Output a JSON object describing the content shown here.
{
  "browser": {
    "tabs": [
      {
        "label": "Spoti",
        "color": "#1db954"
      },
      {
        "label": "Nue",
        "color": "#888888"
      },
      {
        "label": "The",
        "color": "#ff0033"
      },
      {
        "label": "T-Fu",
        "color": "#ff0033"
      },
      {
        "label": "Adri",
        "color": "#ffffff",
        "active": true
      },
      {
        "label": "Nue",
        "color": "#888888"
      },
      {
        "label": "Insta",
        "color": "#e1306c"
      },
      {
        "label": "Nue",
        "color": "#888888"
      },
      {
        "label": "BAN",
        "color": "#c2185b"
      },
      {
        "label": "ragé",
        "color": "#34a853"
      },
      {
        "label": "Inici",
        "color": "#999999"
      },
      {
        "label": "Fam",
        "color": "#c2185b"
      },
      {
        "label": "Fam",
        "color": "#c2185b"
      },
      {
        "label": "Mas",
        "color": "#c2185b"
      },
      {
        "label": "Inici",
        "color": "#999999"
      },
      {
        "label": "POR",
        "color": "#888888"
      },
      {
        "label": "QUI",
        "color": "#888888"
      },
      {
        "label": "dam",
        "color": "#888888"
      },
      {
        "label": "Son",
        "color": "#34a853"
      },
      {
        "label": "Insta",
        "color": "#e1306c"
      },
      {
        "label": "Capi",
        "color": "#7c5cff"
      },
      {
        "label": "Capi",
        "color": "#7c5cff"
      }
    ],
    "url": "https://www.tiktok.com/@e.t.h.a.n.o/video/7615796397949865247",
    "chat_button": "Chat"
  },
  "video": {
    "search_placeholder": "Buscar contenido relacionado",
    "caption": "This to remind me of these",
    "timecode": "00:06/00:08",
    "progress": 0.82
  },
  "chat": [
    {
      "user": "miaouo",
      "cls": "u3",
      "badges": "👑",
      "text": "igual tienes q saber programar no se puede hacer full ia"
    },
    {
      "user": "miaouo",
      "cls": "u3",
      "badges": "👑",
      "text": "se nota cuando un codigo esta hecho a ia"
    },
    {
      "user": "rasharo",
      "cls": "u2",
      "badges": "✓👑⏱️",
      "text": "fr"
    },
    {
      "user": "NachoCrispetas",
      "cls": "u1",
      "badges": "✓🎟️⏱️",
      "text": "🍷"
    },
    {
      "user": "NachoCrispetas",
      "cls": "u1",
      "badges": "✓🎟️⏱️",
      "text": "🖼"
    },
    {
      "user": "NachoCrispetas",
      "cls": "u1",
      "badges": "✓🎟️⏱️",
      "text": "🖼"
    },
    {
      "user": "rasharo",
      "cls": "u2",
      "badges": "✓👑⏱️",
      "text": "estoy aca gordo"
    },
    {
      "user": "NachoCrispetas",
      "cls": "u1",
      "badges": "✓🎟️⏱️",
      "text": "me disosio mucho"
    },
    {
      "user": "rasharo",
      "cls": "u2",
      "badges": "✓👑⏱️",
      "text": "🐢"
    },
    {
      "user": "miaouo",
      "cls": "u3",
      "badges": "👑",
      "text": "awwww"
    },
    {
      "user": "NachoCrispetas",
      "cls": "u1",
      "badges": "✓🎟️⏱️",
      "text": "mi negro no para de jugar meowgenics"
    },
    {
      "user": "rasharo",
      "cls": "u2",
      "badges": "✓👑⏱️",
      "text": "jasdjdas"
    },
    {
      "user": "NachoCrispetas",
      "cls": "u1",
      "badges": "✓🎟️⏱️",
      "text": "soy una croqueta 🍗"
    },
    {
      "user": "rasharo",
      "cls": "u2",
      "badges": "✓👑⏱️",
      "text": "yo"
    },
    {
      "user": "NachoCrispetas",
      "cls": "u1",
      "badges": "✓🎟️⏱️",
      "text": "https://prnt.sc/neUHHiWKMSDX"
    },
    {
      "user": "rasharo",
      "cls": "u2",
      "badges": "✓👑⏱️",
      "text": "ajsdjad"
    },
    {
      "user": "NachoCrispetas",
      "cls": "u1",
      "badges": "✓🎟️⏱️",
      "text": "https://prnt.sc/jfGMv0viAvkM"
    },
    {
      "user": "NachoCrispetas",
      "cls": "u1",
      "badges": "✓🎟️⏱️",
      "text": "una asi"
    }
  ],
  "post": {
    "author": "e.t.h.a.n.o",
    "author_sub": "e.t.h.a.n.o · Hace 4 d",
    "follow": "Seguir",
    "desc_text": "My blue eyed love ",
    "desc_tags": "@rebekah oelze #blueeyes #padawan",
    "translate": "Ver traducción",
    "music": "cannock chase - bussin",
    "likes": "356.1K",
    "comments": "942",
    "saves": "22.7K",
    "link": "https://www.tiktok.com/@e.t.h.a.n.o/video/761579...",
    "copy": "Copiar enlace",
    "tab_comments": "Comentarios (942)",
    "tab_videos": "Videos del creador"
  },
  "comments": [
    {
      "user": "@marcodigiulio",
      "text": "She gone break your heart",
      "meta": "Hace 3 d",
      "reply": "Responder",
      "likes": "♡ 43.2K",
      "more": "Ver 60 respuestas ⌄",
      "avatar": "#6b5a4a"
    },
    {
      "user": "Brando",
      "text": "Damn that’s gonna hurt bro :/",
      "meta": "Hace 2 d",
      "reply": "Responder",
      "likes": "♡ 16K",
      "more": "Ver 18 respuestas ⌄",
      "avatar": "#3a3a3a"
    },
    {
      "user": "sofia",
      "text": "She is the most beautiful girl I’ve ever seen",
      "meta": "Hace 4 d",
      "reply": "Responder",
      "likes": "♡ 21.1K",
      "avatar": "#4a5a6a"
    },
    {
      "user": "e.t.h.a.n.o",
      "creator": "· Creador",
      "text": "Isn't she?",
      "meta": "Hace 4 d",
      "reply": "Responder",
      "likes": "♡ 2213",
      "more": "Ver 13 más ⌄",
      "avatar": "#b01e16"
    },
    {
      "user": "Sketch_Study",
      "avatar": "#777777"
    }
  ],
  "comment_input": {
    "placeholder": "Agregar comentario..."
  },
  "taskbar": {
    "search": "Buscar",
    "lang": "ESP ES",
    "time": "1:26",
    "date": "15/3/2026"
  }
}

§ §

## WHAT THE TASK REQUIRES
The records above should be repeated in full, exactly as given.

## RESULT OF THE EXERCISE
Output a JSON object describing the content shown here.
{
  "browser": {
    "tabs": [
      {
        "label": "Spoti",
        "color": "#1db954"
      },
      {
        "label": "Nue",
        "color": "#888888"
      },
      {
        "label": "The",
        "color": "#ff0033"
      },
      {
        "label": "T-Fu",
        "color": "#ff0033"
      },
      {
        "label": "Adri",
        "color": "#ffffff",
        "active": true
      },
      {
        "label": "Nue",
        "color": "#888888"
      },
      {
        "label": "Insta",
        "color": "#e1306c"
      },
      {
        "label": "Nue",
        "color": "#888888"
      },
      {
        "label": "BAN",
        "color": "#c2185b"
      },
      {
        "label": "ragé",
        "color": "#34a853"
      },
      {
        "label": "Inici",
        "color": "#999999"
      },
      {
        "label": "Fam",
        "color": "#c2185b"
      },
      {
        "label": "Fam",
        "color": "#c2185b"
      },
      {
        "label": "Mas",
        "color": "#c2185b"
      },
      {
        "label": "Inici",
        "color": "#999999"
      },
      {
        "label": "POR",
        "color": "#888888"
      },
      {
        "label": "QUI",
        "color": "#888888"
      },
      {
        "label": "dam",
        "color": "#888888"
      },
      {
        "label": "Son",
        "color": "#34a853"
      },
      {
        "label": "Insta",
        "color": "#e1306c"
      },
      {
        "label": "Capi",
        "color": "#7c5cff"
      },
      {
        "label": "Capi",
        "color": "#7c5cff"
      }
    ],
    "url": "https://www.tiktok.com/@e.t.h.a.n.o/video/7615796397949865247",
    "chat_button": "Chat"
  },
  "video": {
    "search_placeholder": "Buscar contenido relacionado",
    "caption": "This to remind me of these",
    "timecode": "00:06/00:08",
    "progress": 0.82
  },
  "chat": [
    {
      "user": "miaouo",
      "cls": "u3",
      "badges": "👑",
      "text": "igual tienes q saber programar no se puede hacer full ia"
    },
    {
      "user": "miaouo",
      "cls": "u3",
      "badges": "👑",
      "text": "se nota cuando un codigo esta hecho a ia"
    },
    {
      "user": "rasharo",
      "cls": "u2",
      "badges": "✓👑⏱️",
      "text": "fr"
    },
    {
      "user": "NachoCrispetas",
      "cls": "u1",
      "badges": "✓🎟️⏱️",
      "text": "🍷"
    },
    {
      "user": "NachoCrispetas",
      "cls": "u1",
      "badges": "✓🎟️⏱️",
      "text": "🖼"
    },
    {
      "user": "NachoCrispetas",
      "cls": "u1",
      "badges": "✓🎟️⏱️",
      "text": "🖼"
    },
    {
      "user": "rasharo",
      "cls": "u2",
      "badges": "✓👑⏱️",
      "text": "estoy aca gordo"
    },
    {
      "user": "NachoCrispetas",
      "cls": "u1",
      "badges": "✓🎟️⏱️",
      "text": "me disosio mucho"
    },
    {
      "user": "rasharo",
      "cls": "u2",
      "badges": "✓👑⏱️",
      "text": "🐢"
    },
    {
      "user": "miaouo",
      "cls": "u3",
      "badges": "👑",
      "text": "awwww"
    },
    {
      "user": "NachoCrispetas",
      "cls": "u1",
      "badges": "✓🎟️⏱️",
      "text": "mi negro no para de jugar meowgenics"
    },
    {
      "user": "rasharo",
      "cls": "u2",
      "badges": "✓👑⏱️",
      "text": "jasdjdas"
    },
    {
      "user": "NachoCrispetas",
      "cls": "u1",
      "badges": "✓🎟️⏱️",
      "text": "soy una croqueta 🍗"
    },
    {
      "user": "rasharo",
      "cls": "u2",
      "badges": "✓👑⏱️",
      "text": "yo"
    },
    {
      "user": "NachoCrispetas",
      "cls": "u1",
      "badges": "✓🎟️⏱️",
      "text": "https://prnt.sc/neUHHiWKMSDX"
    },
    {
      "user": "rasharo",
      "cls": "u2",
      "badges": "✓👑⏱️",
      "text": "ajsdjad"
    },
    {
      "user": "NachoCrispetas",
      "cls": "u1",
      "badges": "✓🎟️⏱️",
      "text": "https://prnt.sc/jfGMv0viAvkM"
    },
    {
      "user": "NachoCrispetas",
      "cls": "u1",
      "badges": "✓🎟️⏱️",
      "text": "una asi"
    }
  ],
  "post": {
    "author": "e.t.h.a.n.o",
    "author_sub": "e.t.h.a.n.o · Hace 4 d",
    "follow": "Seguir",
    "desc_text": "My blue eyed love ",
    "desc_tags": "@rebekah oelze #blueeyes #padawan",
    "translate": "Ver traducción",
    "music": "cannock chase - bussin",
    "likes": "356.1K",
    "comments": "942",
    "saves": "22.7K",
    "link": "https://www.tiktok.com/@e.t.h.a.n.o/video/761579...",
    "copy": "Copiar enlace",
    "tab_comments": "Comentarios (942)",
    "tab_videos": "Videos del creador"
  },
  "comments": [
    {
      "user": "@marcodigiulio",
      "text": "She gone break your heart",
      "meta": "Hace 3 d",
      "reply": "Responder",
      "likes": "♡ 43.2K",
      "more": "Ver 60 respuestas ⌄",
      "avatar": "#6b5a4a"
    },
    {
      "user": "Brando",
      "text": "Damn that’s gonna hurt bro :/",
      "meta": "Hace 2 d",
      "reply": "Responder",
      "likes": "♡ 16K",
      "more": "Ver 18 respuestas ⌄",
      "avatar": "#3a3a3a"
    },
    {
      "user": "sofia",
      "text": "She is the most beautiful girl I’ve ever seen",
      "meta": "Hace 4 d",
      "reply": "Responder",
      "likes": "♡ 21.1K",
      "avatar": "#4a5a6a"
    },
    {
      "user": "e.t.h.a.n.o",
      "creator": "· Creador",
      "text": "Isn't she?",
      "meta": "Hace 4 d",
      "reply": "Responder",
      "likes": "♡ 2213",
      "more": "Ver 13 más ⌄",
      "avatar": "#b01e16"
    },
    {
      "user": "Sketch_Study",
      "avatar": "#777777"
    }
  ],
  "comment_input": {
    "placeholder": "Agregar comentario..."
  },
  "taskbar": {
    "search": "Buscar",
    "lang": "ESP ES",
    "time": "1:26",
    "date": "15/3/2026"
  }
}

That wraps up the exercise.